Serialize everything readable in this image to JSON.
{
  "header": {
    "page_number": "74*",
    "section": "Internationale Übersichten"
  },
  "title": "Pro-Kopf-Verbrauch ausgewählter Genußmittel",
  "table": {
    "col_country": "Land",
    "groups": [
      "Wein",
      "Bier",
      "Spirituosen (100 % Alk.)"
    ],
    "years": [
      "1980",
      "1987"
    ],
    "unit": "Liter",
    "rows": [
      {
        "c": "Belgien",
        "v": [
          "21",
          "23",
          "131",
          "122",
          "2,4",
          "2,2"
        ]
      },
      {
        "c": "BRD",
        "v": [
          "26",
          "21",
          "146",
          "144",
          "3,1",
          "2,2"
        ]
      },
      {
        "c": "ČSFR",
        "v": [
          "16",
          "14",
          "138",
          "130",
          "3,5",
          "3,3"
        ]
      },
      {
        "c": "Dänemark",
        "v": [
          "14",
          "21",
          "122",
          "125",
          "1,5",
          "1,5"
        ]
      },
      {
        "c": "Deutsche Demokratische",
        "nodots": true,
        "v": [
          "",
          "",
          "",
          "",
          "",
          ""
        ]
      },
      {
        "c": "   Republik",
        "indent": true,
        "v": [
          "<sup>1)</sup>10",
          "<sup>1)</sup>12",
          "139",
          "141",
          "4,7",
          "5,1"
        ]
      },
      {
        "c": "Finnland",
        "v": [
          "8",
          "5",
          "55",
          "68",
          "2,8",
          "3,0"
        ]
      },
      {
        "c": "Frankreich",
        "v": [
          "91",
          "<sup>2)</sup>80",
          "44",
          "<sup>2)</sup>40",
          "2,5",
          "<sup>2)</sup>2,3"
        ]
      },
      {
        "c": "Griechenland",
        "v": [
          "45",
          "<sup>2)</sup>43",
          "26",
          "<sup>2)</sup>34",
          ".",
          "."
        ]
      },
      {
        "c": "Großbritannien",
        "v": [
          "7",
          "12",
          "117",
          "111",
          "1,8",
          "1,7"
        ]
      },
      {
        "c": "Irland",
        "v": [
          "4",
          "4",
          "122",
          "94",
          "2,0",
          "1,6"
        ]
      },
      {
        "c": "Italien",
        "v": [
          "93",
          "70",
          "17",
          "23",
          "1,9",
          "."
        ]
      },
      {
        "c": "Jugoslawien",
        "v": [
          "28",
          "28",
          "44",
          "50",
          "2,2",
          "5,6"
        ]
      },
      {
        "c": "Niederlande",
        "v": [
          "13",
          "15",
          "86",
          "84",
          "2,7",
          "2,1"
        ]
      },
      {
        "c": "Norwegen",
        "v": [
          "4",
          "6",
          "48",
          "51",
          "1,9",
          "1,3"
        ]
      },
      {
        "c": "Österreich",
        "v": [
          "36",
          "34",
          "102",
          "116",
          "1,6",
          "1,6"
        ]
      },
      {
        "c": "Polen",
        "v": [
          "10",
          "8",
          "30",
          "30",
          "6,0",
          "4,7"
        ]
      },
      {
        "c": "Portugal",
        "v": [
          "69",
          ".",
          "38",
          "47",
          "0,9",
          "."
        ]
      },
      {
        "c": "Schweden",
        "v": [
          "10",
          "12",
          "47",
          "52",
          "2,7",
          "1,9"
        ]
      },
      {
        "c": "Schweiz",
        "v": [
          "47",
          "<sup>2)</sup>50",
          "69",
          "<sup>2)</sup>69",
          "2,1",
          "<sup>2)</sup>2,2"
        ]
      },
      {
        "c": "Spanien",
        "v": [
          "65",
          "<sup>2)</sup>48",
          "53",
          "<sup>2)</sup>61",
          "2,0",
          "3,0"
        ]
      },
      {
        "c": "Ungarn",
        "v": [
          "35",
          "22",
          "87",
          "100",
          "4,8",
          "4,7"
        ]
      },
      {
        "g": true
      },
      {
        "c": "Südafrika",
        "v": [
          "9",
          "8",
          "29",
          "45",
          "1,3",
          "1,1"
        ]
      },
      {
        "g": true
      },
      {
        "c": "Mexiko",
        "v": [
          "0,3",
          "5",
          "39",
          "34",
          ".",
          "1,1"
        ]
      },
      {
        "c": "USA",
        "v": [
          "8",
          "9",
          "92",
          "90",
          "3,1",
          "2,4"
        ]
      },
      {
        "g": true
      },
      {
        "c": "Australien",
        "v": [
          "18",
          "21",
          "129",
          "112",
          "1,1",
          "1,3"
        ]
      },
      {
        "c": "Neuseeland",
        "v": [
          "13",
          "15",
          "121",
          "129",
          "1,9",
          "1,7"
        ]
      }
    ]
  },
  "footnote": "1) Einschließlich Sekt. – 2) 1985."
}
* * *
__Requirements__.
Repeat the data precisely, line by line.

__Solution for this problem__.
Serialize everything readable in this image to JSON.
{
  "header": {
    "page_number": "74*",
    "section": "Internationale Übersichten"
  },
  "title": "Pro-Kopf-Verbrauch ausgewählter Genußmittel",
  "table": {
    "col_country": "Land",
    "groups": [
      "Wein",
      "Bier",
      "Spirituosen (100 % Alk.)"
    ],
    "years": [
      "1980",
      "1987"
    ],
    "unit": "Liter",
    "rows": [
      {
        "c": "Belgien",
        "v": [
          "21",
          "23",
          "131",
          "122",
          "2,4",
          "2,2"
        ]
      },
      {
        "c": "BRD",
        "v": [
          "26",
          "21",
          "146",
          "144",
          "3,1",
          "2,2"
        ]
      },
      {
        "c": "ČSFR",
        "v": [
          "16",
          "14",
          "138",
          "130",
          "3,5",
          "3,3"
        ]
      },
      {
        "c": "Dänemark",
        "v": [
          "14",
          "21",
          "122",
          "125",
          "1,5",
          "1,5"
        ]
      },
      {
        "c": "Deutsche Demokratische",
        "nodots": true,
        "v": [
          "",
          "",
          "",
          "",
          "",
          ""
        ]
      },
      {
        "c": "   Republik",
        "indent": true,
        "v": [
          "<sup>1)</sup>10",
          "<sup>1)</sup>12",
          "139",
          "141",
          "4,7",
          "5,1"
        ]
      },
      {
        "c": "Finnland",
        "v": [
          "8",
          "5",
          "55",
          "68",
          "2,8",
          "3,0"
        ]
      },
      {
        "c": "Frankreich",
        "v": [
          "91",
          "<sup>2)</sup>80",
          "44",
          "<sup>2)</sup>40",
          "2,5",
          "<sup>2)</sup>2,3"
        ]
      },
      {
        "c": "Griechenland",
        "v": [
          "45",
          "<sup>2)</sup>43",
          "26",
          "<sup>2)</sup>34",
          ".",
          "."
        ]
      },
      {
        "c": "Großbritannien",
        "v": [
          "7",
          "12",
          "117",
          "111",
          "1,8",
          "1,7"
        ]
      },
      {
        "c": "Irland",
        "v": [
          "4",
          "4",
          "122",
          "94",
          "2,0",
          "1,6"
        ]
      },
      {
        "c": "Italien",
        "v": [
          "93",
          "70",
          "17",
          "23",
          "1,9",
          "."
        ]
      },
      {
        "c": "Jugoslawien",
        "v": [
          "28",
          "28",
          "44",
          "50",
          "2,2",
          "5,6"
        ]
      },
      {
        "c": "Niederlande",
        "v": [
          "13",
          "15",
          "86",
          "84",
          "2,7",
          "2,1"
        ]
      },
      {
        "c": "Norwegen",
        "v": [
          "4",
          "6",
          "48",
          "51",
          "1,9",
          "1,3"
        ]
      },
      {
        "c": "Österreich",
        "v": [
          "36",
          "34",
          "102",
          "116",
          "1,6",
          "1,6"
        ]
      },
      {
        "c": "Polen",
        "v": [
          "10",
          "8",
          "30",
          "30",
          "6,0",
          "4,7"
        ]
      },
      {
        "c": "Portugal",
        "v": [
          "69",
          ".",
          "38",
          "47",
          "0,9",
          "."
        ]
      },
      {
        "c": "Schweden",
        "v": [
          "10",
          "12",
          "47",
          "52",
          "2,7",
          "1,9"
        ]
      },
      {
        "c": "Schweiz",
        "v": [
          "47",
          "<sup>2)</sup>50",
          "69",
          "<sup>2)</sup>69",
          "2,1",
          "<sup>2)</sup>2,2"
        ]
      },
      {
        "c": "Spanien",
        "v": [
          "65",
          "<sup>2)</sup>48",
          "53",
          "<sup>2)</sup>61",
          "2,0",
          "3,0"
        ]
      },
      {
        "c": "Ungarn",
        "v": [
          "35",
          "22",
          "87",
          "100",
          "4,8",
          "4,7"
        ]
      },
      {
        "g": true
      },
      {
        "c": "Südafrika",
        "v": [
          "9",
          "8",
          "29",
          "45",
          "1,3",
          "1,1"
        ]
      },
      {
        "g": true
      },
      {
        "c": "Mexiko",
        "v": [
          "0,3",
          "5",
          "39",
          "34",
          ".",
          "1,1"
        ]
      },
      {
        "c": "USA",
        "v": [
          "8",
          "9",
          "92",
          "90",
          "3,1",
          "2,4"
        ]
      },
      {
        "g": true
      },
      {
        "c": "Australien",
        "v": [
          "18",
          "21",
          "129",
          "112",
          "1,1",
          "1,3"
        ]
      },
      {
        "c": "Neuseeland",
        "v": [
          "13",
          "15",
          "121",
          "129",
          "1,9",
          "1,7"
        ]
      }
    ]
  },
  "footnote": "1) Einschließlich Sekt. – 2) 1985."
}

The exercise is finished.